Rewrite the rows starting at the first one and ending at the one containing "294, 981, 310]", replacing "y-tick-label" with "y-axis-tick-label" and leaving everything else unchanged.

**Provided data**
** BEGIN **

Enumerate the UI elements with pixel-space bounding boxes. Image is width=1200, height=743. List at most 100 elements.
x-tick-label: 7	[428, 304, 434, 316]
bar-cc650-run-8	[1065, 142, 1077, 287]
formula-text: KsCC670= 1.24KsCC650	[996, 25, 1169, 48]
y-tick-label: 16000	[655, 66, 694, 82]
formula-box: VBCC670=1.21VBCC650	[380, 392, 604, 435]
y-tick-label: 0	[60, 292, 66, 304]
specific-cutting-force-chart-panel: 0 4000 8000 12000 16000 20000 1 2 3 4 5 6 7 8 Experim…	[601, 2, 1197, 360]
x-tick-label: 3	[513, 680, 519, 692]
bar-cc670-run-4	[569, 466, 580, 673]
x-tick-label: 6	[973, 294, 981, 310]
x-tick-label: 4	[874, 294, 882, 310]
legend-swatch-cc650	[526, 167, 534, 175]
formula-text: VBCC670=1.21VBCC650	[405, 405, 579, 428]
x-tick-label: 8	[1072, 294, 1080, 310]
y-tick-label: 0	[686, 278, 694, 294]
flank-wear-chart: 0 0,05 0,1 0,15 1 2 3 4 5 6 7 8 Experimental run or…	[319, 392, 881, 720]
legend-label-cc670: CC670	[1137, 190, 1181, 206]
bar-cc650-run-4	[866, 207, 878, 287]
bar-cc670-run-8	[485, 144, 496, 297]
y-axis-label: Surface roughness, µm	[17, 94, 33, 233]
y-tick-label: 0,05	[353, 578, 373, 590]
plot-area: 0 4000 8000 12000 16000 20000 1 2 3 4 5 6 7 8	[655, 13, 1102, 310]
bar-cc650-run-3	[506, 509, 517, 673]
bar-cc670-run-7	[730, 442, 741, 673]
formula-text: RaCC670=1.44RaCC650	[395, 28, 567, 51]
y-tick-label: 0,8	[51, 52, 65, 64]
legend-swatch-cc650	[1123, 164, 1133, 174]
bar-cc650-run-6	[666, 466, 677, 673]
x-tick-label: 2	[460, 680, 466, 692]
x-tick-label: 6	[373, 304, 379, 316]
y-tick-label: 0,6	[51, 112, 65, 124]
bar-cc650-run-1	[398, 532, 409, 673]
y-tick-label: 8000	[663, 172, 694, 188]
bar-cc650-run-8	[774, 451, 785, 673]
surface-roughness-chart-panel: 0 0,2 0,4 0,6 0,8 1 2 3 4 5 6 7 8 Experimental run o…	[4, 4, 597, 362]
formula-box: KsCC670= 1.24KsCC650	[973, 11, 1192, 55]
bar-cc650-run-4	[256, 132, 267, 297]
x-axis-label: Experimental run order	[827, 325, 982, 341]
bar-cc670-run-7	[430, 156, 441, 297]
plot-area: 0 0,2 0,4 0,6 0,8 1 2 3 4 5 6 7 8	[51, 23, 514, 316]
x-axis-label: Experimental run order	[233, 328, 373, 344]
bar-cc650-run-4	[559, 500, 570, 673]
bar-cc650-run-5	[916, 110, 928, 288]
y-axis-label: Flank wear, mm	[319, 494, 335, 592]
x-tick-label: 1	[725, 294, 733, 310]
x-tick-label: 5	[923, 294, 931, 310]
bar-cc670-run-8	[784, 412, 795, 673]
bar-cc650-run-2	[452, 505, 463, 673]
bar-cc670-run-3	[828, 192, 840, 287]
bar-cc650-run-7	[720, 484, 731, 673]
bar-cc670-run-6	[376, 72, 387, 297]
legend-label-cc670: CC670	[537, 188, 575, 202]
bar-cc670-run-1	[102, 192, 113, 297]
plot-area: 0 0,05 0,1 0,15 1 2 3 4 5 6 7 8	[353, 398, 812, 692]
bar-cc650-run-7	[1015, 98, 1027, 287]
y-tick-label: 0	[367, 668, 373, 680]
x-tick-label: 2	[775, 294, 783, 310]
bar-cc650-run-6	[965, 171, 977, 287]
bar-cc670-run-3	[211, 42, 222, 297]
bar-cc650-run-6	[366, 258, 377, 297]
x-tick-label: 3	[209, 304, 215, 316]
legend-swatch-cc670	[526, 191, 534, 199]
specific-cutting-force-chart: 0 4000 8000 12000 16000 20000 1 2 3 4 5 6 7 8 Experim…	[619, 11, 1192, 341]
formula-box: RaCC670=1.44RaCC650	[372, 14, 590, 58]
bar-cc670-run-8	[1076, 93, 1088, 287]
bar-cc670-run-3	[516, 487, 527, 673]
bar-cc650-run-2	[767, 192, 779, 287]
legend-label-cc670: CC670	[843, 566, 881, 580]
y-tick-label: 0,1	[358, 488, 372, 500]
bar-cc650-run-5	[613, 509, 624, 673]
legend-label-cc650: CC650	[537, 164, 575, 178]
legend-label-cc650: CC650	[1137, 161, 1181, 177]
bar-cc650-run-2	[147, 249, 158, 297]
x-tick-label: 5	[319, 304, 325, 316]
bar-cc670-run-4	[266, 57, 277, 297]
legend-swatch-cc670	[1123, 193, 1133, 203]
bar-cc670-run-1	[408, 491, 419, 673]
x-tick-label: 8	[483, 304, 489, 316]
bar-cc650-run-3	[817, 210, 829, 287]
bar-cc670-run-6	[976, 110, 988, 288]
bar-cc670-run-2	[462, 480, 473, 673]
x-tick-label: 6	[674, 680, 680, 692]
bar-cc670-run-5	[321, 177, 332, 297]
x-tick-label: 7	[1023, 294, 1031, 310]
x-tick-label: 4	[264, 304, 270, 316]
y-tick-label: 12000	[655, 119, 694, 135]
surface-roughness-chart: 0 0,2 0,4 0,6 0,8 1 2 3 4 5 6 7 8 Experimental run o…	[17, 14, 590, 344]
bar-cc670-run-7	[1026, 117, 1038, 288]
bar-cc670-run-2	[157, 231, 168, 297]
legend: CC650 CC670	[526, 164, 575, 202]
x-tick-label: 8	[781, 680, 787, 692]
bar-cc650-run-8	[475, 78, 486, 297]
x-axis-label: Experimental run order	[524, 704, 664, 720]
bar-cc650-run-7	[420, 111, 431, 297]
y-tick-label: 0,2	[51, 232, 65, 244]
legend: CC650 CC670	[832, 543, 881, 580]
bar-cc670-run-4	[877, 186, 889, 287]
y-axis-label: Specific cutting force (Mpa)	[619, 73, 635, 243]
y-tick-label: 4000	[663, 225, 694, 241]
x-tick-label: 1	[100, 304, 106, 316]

** END **

**Response**
Enumerate the UI elements with pixel-space bounding boxes. Image is width=1200, height=743. List at most 100 elements.
x-tick-label: 7	[428, 304, 434, 316]
bar-cc650-run-8	[1065, 142, 1077, 287]
formula-text: KsCC670= 1.24KsCC650	[996, 25, 1169, 48]
y-axis-tick-label: 16000	[655, 66, 694, 82]
formula-box: VBCC670=1.21VBCC650	[380, 392, 604, 435]
y-axis-tick-label: 0	[60, 292, 66, 304]
specific-cutting-force-chart-panel: 0 4000 8000 12000 16000 20000 1 2 3 4 5 6 7 8 Experim…	[601, 2, 1197, 360]
x-tick-label: 3	[513, 680, 519, 692]
bar-cc670-run-4	[569, 466, 580, 673]
x-tick-label: 6	[973, 294, 981, 310]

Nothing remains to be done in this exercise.